A run of records
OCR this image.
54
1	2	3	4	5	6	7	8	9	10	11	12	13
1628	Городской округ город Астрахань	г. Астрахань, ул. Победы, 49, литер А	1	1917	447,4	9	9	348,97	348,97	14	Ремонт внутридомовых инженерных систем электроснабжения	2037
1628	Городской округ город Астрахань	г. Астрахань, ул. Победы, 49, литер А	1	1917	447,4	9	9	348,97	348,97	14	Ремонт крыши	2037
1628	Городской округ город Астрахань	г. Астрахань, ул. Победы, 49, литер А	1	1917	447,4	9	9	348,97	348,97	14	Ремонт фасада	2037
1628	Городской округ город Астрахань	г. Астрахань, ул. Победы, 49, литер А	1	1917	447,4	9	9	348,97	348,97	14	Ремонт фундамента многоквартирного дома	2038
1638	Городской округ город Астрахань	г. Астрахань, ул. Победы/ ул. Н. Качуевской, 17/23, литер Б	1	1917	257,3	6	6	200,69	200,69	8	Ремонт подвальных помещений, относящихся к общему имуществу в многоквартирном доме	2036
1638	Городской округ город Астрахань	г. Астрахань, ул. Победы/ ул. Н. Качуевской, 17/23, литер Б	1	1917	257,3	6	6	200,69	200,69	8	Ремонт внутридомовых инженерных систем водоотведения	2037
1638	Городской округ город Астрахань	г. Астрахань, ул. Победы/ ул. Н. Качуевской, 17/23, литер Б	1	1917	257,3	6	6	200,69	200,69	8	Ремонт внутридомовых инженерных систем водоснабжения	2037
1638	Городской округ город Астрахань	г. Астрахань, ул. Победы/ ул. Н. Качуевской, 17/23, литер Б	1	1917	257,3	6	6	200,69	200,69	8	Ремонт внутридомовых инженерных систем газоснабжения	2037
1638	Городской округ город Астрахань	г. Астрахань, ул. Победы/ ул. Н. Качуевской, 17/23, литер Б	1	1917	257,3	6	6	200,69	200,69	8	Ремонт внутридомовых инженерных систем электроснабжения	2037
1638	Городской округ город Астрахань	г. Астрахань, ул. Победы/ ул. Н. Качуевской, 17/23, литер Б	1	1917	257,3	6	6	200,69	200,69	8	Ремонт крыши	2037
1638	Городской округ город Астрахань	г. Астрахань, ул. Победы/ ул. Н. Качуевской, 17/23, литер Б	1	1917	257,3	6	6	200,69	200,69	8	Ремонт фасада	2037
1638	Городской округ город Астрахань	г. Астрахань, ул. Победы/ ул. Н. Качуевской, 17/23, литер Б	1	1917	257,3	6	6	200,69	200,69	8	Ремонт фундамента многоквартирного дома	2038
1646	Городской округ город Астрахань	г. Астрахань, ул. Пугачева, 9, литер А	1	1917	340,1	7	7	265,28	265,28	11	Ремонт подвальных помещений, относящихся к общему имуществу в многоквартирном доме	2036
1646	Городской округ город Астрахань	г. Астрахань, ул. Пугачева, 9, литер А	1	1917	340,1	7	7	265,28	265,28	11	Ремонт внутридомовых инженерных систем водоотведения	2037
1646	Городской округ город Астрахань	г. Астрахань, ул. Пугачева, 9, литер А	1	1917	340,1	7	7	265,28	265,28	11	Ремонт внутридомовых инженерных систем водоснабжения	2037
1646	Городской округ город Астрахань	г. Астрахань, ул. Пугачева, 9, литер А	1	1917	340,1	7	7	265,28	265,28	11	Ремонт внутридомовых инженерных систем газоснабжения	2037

#### [EXERCISE PROMPT]
Using the data above, reproduce every line exactly.

#### [THE OUTPUT]
OCR this image.
54
1	2	3	4	5	6	7	8	9	10	11	12	13
1628	Городской округ город Астрахань	г. Астрахань, ул. Победы, 49, литер А	1	1917	447,4	9	9	348,97	348,97	14	Ремонт внутридомовых инженерных систем электроснабжения	2037
1628	Городской округ город Астрахань	г. Астрахань, ул. Победы, 49, литер А	1	1917	447,4	9	9	348,97	348,97	14	Ремонт крыши	2037
1628	Городской округ город Астрахань	г. Астрахань, ул. Победы, 49, литер А	1	1917	447,4	9	9	348,97	348,97	14	Ремонт фасада	2037
1628	Городской округ город Астрахань	г. Астрахань, ул. Победы, 49, литер А	1	1917	447,4	9	9	348,97	348,97	14	Ремонт фундамента многоквартирного дома	2038
1638	Городской округ город Астрахань	г. Астрахань, ул. Победы/ ул. Н. Качуевской, 17/23, литер Б	1	1917	257,3	6	6	200,69	200,69	8	Ремонт подвальных помещений, относящихся к общему имуществу в многоквартирном доме	2036
1638	Городской округ город Астрахань	г. Астрахань, ул. Победы/ ул. Н. Качуевской, 17/23, литер Б	1	1917	257,3	6	6	200,69	200,69	8	Ремонт внутридомовых инженерных систем водоотведения	2037
1638	Городской округ город Астрахань	г. Астрахань, ул. Победы/ ул. Н. Качуевской, 17/23, литер Б	1	1917	257,3	6	6	200,69	200,69	8	Ремонт внутридомовых инженерных систем водоснабжения	2037
1638	Городской округ город Астрахань	г. Астрахань, ул. Победы/ ул. Н. Качуевской, 17/23, литер Б	1	1917	257,3	6	6	200,69	200,69	8	Ремонт внутридомовых инженерных систем газоснабжения	2037
1638	Городской округ город Астрахань	г. Астрахань, ул. Победы/ ул. Н. Качуевской, 17/23, литер Б	1	1917	257,3	6	6	200,69	200,69	8	Ремонт внутридомовых инженерных систем электроснабжения	2037
1638	Городской округ город Астрахань	г. Астрахань, ул. Победы/ ул. Н. Качуевской, 17/23, литер Б	1	1917	257,3	6	6	200,69	200,69	8	Ремонт крыши	2037
1638	Городской округ город Астрахань	г. Астрахань, ул. Победы/ ул. Н. Качуевской, 17/23, литер Б	1	1917	257,3	6	6	200,69	200,69	8	Ремонт фасада	2037
1638	Городской округ город Астрахань	г. Астрахань, ул. Победы/ ул. Н. Качуевской, 17/23, литер Б	1	1917	257,3	6	6	200,69	200,69	8	Ремонт фундамента многоквартирного дома	2038
1646	Городской округ город Астрахань	г. Астрахань, ул. Пугачева, 9, литер А	1	1917	340,1	7	7	265,28	265,28	11	Ремонт подвальных помещений, относящихся к общему имуществу в многоквартирном доме	2036
1646	Городской округ город Астрахань	г. Астрахань, ул. Пугачева, 9, литер А	1	1917	340,1	7	7	265,28	265,28	11	Ремонт внутридомовых инженерных систем водоотведения	2037
1646	Городской округ город Астрахань	г. Астрахань, ул. Пугачева, 9, литер А	1	1917	340,1	7	7	265,28	265,28	11	Ремонт внутридомовых инженерных систем водоснабжения	2037
1646	Городской округ город Астрахань	г. Астрахань, ул. Пугачева, 9, литер А	1	1917	340,1	7	7	265,28	265,28	11	Ремонт внутридомовых инженерных систем газоснабжения	2037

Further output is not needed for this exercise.